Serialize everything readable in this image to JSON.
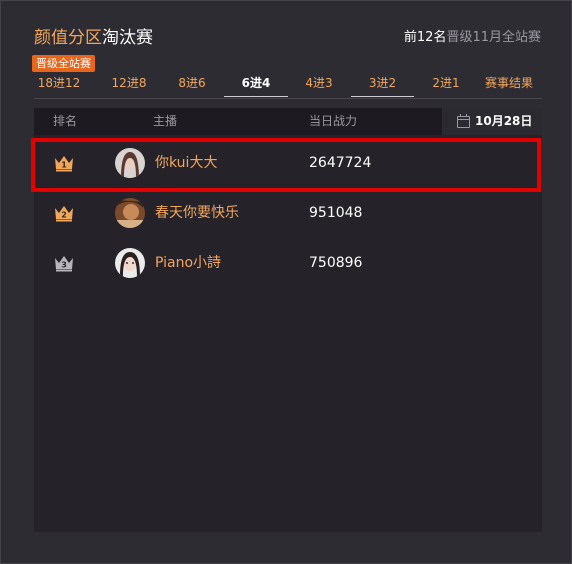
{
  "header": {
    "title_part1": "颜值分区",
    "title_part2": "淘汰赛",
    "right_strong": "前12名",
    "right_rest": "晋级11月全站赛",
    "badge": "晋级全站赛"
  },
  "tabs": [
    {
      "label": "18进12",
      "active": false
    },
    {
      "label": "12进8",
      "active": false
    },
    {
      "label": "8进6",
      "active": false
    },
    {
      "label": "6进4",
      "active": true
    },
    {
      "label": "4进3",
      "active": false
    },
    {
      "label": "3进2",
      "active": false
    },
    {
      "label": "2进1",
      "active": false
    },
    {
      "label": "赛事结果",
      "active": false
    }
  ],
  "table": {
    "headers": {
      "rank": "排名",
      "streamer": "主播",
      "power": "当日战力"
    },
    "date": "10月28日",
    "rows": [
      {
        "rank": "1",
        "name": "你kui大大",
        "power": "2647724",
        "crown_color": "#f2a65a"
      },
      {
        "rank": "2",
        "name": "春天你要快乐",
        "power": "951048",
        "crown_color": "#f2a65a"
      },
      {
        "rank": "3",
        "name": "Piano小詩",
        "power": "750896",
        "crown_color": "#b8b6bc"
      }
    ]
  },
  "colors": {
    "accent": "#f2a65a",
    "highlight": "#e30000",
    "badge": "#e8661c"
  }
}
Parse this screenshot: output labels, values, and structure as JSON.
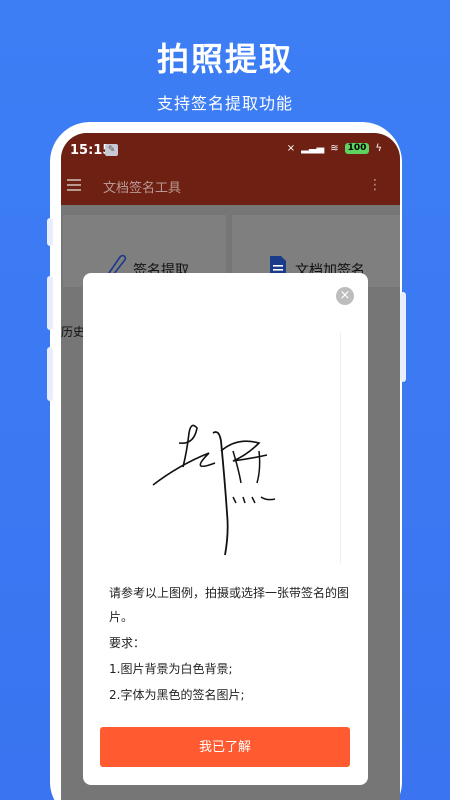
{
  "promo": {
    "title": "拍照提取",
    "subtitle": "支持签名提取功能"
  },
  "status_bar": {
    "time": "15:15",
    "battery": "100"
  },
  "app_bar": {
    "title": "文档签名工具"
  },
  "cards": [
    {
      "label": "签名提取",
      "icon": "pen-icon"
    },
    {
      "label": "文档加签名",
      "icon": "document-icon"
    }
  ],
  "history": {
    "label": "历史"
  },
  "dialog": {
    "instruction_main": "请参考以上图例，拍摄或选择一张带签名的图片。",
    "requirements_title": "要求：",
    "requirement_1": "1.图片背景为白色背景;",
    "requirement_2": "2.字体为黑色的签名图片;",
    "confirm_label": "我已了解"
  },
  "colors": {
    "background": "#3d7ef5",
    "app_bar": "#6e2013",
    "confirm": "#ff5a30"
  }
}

* BRIEF: Go through the records and gather the lines that hold "this".

* ANSWER IN FULL:
Serialize everything readable in this image to JSON.
Parse this screenshot: output labels, values, and structure as JSON.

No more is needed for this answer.